BRIEF:
Below is a block of records; repeat all of them exactly.

Collected data:
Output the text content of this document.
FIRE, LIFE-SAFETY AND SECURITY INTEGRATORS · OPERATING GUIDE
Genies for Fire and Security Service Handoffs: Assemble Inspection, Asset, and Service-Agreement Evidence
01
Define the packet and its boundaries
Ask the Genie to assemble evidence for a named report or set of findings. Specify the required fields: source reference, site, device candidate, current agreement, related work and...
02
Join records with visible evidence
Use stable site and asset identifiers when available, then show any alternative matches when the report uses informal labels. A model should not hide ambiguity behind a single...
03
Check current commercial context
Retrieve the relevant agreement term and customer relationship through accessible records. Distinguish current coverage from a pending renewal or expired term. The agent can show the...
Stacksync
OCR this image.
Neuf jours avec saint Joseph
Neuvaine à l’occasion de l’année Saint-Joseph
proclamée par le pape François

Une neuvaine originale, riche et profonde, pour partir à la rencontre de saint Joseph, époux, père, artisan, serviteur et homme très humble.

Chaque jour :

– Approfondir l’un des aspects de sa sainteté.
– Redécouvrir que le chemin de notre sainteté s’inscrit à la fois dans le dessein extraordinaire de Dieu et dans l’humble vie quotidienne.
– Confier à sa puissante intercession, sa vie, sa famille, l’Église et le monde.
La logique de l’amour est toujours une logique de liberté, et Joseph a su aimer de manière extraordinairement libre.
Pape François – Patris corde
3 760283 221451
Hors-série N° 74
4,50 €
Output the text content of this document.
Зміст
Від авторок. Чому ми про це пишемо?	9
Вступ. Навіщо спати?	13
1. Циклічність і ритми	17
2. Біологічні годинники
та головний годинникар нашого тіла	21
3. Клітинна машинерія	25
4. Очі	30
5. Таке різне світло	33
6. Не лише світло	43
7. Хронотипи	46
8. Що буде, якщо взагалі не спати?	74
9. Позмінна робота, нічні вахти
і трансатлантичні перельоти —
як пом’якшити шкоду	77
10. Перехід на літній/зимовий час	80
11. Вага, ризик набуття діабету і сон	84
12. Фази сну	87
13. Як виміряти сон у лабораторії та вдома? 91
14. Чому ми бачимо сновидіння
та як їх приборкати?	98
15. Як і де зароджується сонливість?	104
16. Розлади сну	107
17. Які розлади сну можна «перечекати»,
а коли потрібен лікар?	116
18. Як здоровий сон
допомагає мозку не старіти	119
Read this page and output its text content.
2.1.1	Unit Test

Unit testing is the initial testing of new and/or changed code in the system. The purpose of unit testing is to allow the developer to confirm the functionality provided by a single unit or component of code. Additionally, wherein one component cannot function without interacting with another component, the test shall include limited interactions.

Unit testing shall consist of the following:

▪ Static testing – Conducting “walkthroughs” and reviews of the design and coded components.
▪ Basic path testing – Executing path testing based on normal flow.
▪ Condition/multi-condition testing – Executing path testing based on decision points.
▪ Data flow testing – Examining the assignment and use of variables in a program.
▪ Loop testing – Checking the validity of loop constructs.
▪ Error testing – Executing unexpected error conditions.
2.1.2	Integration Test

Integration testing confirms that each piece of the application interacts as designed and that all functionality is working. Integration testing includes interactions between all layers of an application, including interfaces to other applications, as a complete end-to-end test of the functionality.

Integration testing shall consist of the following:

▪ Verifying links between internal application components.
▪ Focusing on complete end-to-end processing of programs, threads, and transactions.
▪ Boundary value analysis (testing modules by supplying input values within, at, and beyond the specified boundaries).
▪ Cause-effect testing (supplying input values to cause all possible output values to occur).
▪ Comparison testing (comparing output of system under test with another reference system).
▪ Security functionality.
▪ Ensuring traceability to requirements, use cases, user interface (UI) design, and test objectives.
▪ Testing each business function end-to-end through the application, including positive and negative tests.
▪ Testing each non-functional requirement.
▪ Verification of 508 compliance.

WRITTEN SOLUTION:
Output the text content of this document.
FIRE, LIFE-SAFETY AND SECURITY INTEGRATORS · OPERATING GUIDE
Genies for Fire and Security Service Handoffs: Assemble Inspection, Asset, and Service-Agreement Evidence
01
Define the packet and its boundaries
Ask the Genie to assemble evidence for a named report or set of findings. Specify the required fields: source reference, site, device candidate, current agreement, related work and...
02
Join records with visible evidence
Use stable site and asset identifiers when available, then show any alternative matches when the report uses informal labels. A model should not hide ambiguity behind a single...
03
Check current commercial context
Retrieve the relevant agreement term and customer relationship through accessible records. Distinguish current coverage from a pending renewal or expired term. The agent can show the...
Stacksync
OCR this image.
Neuf jours avec saint Joseph
Neuvaine à l’occasion de l’année Saint-Joseph
proclamée par le pape François

Une neuvaine originale, riche et profonde, pour partir à la rencontre de saint Joseph, époux, père, artisan, serviteur et homme très humble.

Chaque jour :

– Approfondir l’un des aspects de sa sainteté.
– Redécouvrir que le chemin de notre sainteté s’inscrit à la fois dans le dessein extraordinaire de Dieu et dans l’humble vie quotidienne.
– Confier à sa puissante intercession, sa vie, sa famille, l’Église et le monde.
La logique de l’amour est toujours une logique de liberté, et Joseph a su aimer de manière extraordinairement libre.
Pape François – Patris corde
3 760283 221451
Hors-série N° 74
4,50 €
Output the text content of this document.
Зміст
Від авторок. Чому ми про це пишемо?	9
Вступ. Навіщо спати?	13
1. Циклічність і ритми	17
2. Біологічні годинники
та головний годинникар нашого тіла	21
3. Клітинна машинерія	25
4. Очі	30
5. Таке різне світло	33
6. Не лише світло	43
7. Хронотипи	46
8. Що буде, якщо взагалі не спати?	74
9. Позмінна робота, нічні вахти
і трансатлантичні перельоти —
як пом’якшити шкоду	77
10. Перехід на літній/зимовий час	80
11. Вага, ризик набуття діабету і сон	84
12. Фази сну	87
13. Як виміряти сон у лабораторії та вдома? 91
14. Чому ми бачимо сновидіння
та як їх приборкати?	98
15. Як і де зароджується сонливість?	104
16. Розлади сну	107
17. Які розлади сну можна «перечекати»,
а коли потрібен лікар?	116
18. Як здоровий сон
допомагає мозку не старіти	119
Read this page and output its text content.
2.1.1	Unit Test

Unit testing is the initial testing of new and/or changed code in the system. The purpose of unit testing is to allow the developer to confirm the functionality provided by a single unit or component of code. Additionally, wherein one component cannot function without interacting with another component, the test shall include limited interactions.

Unit testing shall consist of the following:

▪ Static testing – Conducting “walkthroughs” and reviews of the design and coded components.
▪ Basic path testing – Executing path testing based on normal flow.
▪ Condition/multi-condition testing – Executing path testing based on decision points.
▪ Data flow testing – Examining the assignment and use of variables in a program.
▪ Loop testing – Checking the validity of loop constructs.
▪ Error testing – Executing unexpected error conditions.
2.1.2	Integration Test

Integration testing confirms that each piece of the application interacts as designed and that all functionality is working. Integration testing includes interactions between all layers of an application, including interfaces to other applications, as a complete end-to-end test of the functionality.

Integration testing shall consist of the following:

▪ Verifying links between internal application components.
▪ Focusing on complete end-to-end processing of programs, threads, and transactions.
▪ Boundary value analysis (testing modules by supplying input values within, at, and beyond the specified boundaries).
▪ Cause-effect testing (supplying input values to cause all possible output values to occur).
▪ Comparison testing (comparing output of system under test with another reference system).
▪ Security functionality.
▪ Ensuring traceability to requirements, use cases, user interface (UI) design, and test objectives.
▪ Testing each business function end-to-end through the application, including positive and negative tests.
▪ Testing each non-functional requirement.
▪ Verification of 508 compliance.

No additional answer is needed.